**YOUR OBJECTIVE:** Provide the number of lines containing the word "lima", and nothing else.

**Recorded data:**
----

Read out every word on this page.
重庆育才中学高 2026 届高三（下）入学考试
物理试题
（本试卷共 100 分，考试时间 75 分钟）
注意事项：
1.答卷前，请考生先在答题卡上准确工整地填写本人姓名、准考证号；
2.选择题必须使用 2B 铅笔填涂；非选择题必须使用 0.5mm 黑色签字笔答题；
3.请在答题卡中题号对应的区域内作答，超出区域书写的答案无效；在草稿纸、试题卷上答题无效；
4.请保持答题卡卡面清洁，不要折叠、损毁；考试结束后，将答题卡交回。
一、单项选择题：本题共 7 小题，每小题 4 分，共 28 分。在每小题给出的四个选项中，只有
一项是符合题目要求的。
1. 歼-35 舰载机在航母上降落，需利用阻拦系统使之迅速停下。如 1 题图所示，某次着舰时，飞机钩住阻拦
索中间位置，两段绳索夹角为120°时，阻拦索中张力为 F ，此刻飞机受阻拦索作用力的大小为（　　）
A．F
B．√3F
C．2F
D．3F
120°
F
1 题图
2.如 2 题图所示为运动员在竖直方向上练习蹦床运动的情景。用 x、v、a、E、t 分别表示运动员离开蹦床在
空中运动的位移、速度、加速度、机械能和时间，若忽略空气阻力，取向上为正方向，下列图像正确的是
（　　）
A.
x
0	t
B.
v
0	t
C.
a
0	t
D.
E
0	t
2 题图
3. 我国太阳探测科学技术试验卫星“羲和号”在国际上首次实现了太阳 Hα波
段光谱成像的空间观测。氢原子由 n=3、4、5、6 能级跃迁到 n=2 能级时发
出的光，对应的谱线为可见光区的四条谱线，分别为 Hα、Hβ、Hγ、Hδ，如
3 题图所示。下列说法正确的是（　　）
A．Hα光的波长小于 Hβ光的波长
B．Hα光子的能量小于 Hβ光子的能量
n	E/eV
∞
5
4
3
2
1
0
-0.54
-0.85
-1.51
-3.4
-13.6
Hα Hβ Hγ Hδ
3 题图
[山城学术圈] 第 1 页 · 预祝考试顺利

----

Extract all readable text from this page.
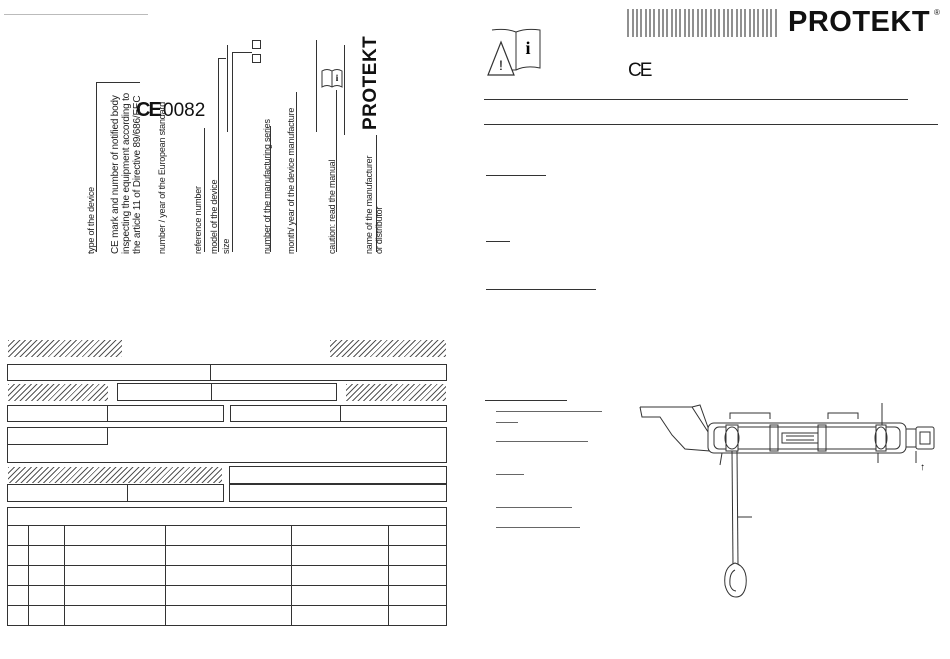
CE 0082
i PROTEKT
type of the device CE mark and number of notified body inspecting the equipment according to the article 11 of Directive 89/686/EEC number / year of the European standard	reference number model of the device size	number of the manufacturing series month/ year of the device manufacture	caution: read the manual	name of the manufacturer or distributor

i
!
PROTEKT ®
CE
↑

----

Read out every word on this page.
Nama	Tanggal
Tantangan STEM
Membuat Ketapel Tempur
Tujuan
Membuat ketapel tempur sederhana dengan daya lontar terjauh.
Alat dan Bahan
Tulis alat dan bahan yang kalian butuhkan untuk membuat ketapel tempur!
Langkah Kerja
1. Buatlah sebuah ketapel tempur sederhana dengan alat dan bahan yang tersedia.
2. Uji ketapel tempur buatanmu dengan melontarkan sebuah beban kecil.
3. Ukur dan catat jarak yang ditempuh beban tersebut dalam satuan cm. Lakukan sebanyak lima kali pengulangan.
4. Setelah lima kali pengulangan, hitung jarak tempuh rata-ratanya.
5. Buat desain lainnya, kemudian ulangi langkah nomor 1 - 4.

----

**THE RESPONSE:** 2